Exercise instructions: Reproduce every entry exactly and leave its pictures out.
>> begin Data supplied
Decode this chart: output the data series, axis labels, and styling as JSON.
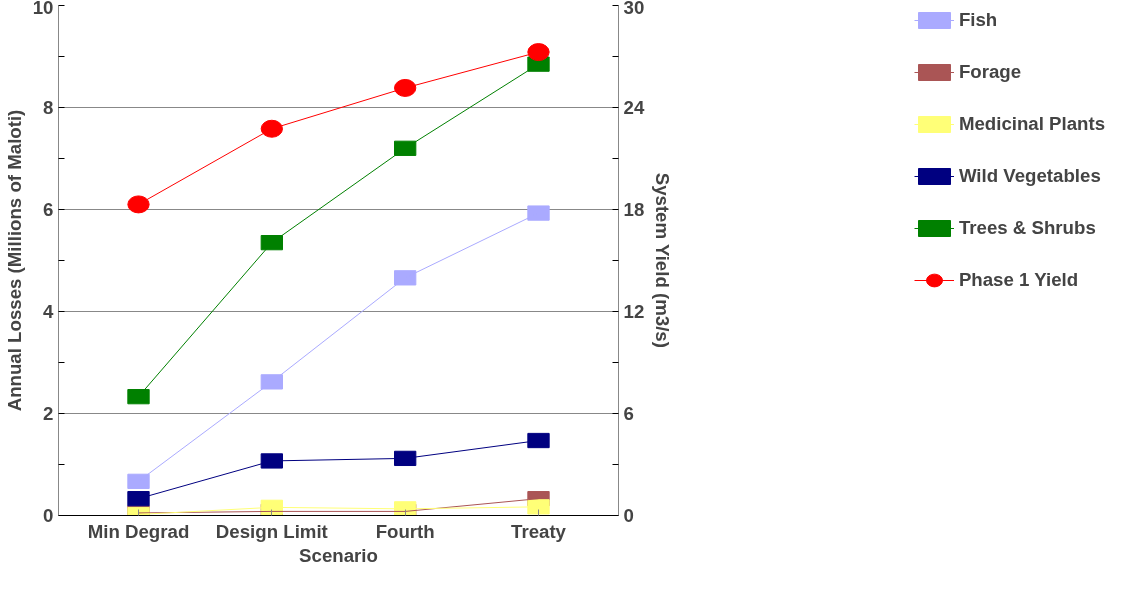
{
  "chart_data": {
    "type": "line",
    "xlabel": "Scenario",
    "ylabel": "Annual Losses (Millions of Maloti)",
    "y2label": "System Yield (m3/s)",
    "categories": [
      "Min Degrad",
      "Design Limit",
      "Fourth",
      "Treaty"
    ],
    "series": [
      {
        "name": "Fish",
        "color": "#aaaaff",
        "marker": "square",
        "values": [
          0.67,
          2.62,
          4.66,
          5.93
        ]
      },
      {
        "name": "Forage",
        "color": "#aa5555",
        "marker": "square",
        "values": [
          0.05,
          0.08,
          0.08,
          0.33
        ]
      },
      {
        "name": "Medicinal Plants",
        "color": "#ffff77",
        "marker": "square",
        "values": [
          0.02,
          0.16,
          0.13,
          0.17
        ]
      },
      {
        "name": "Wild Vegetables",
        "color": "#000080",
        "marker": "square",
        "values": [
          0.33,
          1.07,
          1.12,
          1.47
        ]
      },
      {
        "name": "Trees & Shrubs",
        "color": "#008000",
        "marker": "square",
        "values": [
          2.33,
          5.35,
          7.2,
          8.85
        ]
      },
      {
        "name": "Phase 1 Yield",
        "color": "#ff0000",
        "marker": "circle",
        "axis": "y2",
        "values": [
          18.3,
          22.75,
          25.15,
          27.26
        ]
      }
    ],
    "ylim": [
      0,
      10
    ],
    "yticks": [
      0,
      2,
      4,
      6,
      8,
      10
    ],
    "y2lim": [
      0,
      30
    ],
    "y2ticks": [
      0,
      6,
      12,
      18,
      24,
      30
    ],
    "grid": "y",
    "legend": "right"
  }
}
>> end Data supplied
The completed task:
Decode this chart: output the data series, axis labels, and styling as JSON.
{
  "chart_data": {
    "type": "line",
    "xlabel": "Scenario",
    "ylabel": "Annual Losses (Millions of Maloti)",
    "y2label": "System Yield (m3/s)",
    "categories": [
      "Min Degrad",
      "Design Limit",
      "Fourth",
      "Treaty"
    ],
    "series": [
      {
        "name": "Fish",
        "color": "#aaaaff",
        "marker": "square",
        "values": [
          0.67,
          2.62,
          4.66,
          5.93
        ]
      },
      {
        "name": "Forage",
        "color": "#aa5555",
        "marker": "square",
        "values": [
          0.05,
          0.08,
          0.08,
          0.33
        ]
      },
      {
        "name": "Medicinal Plants",
        "color": "#ffff77",
        "marker": "square",
        "values": [
          0.02,
          0.16,
          0.13,
          0.17
        ]
      },
      {
        "name": "Wild Vegetables",
        "color": "#000080",
        "marker": "square",
        "values": [
          0.33,
          1.07,
          1.12,
          1.47
        ]
      },
      {
        "name": "Trees & Shrubs",
        "color": "#008000",
        "marker": "square",
        "values": [
          2.33,
          5.35,
          7.2,
          8.85
        ]
      },
      {
        "name": "Phase 1 Yield",
        "color": "#ff0000",
        "marker": "circle",
        "axis": "y2",
        "values": [
          18.3,
          22.75,
          25.15,
          27.26
        ]
      }
    ],
    "ylim": [
      0,
      10
    ],
    "yticks": [
      0,
      2,
      4,
      6,
      8,
      10
    ],
    "y2lim": [
      0,
      30
    ],
    "y2ticks": [
      0,
      6,
      12,
      18,
      24,
      30
    ],
    "grid": "y",
    "legend": "right"
  }
}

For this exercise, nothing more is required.